**Direction**
Which lines include the word "matrix"? Copy each of them.

**Information provided**
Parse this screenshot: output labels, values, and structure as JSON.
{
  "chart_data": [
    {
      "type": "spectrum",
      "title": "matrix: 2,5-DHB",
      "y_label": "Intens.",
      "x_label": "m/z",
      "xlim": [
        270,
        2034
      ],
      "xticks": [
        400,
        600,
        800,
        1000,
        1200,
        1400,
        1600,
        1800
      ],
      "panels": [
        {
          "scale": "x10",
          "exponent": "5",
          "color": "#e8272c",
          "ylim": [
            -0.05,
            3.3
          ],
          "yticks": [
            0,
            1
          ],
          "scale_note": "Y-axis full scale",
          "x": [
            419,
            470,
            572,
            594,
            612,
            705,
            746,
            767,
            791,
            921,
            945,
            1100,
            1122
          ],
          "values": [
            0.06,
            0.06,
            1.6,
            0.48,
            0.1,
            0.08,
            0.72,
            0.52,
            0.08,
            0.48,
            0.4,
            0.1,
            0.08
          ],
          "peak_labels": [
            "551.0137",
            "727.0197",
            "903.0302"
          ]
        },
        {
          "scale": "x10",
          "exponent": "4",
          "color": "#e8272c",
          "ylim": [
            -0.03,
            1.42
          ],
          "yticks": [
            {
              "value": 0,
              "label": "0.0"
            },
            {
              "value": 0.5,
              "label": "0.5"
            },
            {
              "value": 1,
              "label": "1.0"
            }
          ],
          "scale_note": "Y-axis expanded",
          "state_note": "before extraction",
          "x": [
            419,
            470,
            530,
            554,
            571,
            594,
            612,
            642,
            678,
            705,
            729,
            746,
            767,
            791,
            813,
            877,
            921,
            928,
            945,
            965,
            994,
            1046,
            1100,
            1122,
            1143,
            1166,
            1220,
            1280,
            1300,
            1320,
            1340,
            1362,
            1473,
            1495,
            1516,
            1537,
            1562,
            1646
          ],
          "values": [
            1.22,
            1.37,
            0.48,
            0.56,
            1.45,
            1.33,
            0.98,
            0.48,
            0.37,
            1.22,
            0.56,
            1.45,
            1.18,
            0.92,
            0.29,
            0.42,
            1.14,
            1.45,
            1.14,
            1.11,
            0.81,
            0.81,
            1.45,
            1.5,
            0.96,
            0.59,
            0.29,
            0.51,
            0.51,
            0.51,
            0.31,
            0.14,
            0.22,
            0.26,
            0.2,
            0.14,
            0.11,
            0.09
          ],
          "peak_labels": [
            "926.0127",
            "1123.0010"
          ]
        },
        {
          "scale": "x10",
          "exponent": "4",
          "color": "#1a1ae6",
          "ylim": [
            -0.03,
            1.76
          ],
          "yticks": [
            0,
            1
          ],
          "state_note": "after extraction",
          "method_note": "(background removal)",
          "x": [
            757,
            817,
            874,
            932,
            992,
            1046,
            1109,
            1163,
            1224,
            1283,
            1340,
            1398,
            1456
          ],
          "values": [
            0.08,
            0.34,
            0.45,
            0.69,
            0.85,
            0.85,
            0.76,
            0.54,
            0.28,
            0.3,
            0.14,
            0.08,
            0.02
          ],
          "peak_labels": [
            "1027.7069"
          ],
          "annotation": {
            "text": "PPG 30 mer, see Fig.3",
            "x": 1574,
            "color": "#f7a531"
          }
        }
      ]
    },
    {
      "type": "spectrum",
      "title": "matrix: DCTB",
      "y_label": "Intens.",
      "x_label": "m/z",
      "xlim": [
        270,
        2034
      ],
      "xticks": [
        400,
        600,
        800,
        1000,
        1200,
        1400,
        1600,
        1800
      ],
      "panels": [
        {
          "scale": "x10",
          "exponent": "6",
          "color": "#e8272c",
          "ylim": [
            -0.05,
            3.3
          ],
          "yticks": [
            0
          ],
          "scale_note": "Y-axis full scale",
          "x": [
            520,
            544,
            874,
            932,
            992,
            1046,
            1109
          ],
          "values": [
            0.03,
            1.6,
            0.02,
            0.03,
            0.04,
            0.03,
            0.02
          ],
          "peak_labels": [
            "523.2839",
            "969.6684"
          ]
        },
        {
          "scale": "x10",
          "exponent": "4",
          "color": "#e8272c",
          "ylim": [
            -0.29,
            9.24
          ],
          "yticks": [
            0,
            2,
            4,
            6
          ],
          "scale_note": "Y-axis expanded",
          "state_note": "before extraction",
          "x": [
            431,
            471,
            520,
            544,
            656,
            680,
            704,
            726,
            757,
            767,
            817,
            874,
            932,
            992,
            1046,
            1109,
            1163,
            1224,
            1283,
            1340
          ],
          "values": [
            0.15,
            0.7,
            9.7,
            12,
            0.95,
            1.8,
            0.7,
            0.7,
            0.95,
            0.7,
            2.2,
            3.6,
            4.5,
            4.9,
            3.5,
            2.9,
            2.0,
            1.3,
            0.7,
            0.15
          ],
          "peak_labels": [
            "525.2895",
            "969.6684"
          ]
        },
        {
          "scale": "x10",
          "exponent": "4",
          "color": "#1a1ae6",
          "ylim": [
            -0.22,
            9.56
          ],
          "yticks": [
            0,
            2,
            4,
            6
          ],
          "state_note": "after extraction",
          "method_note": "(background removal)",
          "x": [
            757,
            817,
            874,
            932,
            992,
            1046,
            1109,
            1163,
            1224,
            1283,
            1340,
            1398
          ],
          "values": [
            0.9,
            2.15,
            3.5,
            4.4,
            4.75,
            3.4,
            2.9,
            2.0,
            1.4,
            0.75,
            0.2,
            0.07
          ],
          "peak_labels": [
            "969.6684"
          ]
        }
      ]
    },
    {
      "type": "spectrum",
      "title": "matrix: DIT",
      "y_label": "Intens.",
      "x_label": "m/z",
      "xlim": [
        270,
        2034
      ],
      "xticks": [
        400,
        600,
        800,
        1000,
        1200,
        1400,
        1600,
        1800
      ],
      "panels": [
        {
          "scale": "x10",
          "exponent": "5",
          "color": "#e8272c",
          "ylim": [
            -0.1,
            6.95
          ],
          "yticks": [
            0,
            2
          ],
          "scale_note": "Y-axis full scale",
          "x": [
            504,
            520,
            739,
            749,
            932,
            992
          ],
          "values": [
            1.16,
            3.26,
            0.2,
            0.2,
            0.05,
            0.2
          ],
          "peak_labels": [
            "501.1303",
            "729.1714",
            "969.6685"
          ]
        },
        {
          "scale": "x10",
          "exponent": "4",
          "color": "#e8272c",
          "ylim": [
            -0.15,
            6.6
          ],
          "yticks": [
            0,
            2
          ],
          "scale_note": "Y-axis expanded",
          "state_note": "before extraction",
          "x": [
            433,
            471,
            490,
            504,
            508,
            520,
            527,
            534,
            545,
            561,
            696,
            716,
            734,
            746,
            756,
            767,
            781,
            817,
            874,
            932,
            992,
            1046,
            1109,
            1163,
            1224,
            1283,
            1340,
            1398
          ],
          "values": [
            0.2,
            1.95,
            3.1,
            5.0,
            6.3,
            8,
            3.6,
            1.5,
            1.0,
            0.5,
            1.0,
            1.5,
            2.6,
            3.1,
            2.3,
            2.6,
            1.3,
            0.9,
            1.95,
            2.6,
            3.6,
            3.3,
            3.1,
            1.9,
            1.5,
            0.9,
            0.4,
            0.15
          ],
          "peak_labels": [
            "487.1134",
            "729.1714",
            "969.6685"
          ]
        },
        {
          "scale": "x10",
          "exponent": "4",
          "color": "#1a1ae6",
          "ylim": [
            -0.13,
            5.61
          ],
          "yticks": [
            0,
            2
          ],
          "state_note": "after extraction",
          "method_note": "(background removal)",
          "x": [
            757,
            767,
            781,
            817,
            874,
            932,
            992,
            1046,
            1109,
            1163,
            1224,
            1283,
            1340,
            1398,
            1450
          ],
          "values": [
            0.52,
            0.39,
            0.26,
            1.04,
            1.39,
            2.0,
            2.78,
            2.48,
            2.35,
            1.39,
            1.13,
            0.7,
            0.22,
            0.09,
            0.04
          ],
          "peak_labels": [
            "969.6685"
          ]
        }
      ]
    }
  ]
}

**Expected output**
      "title": "matrix: 2,5-DHB",
      "title": "matrix: DCTB",
      "title": "matrix: DIT",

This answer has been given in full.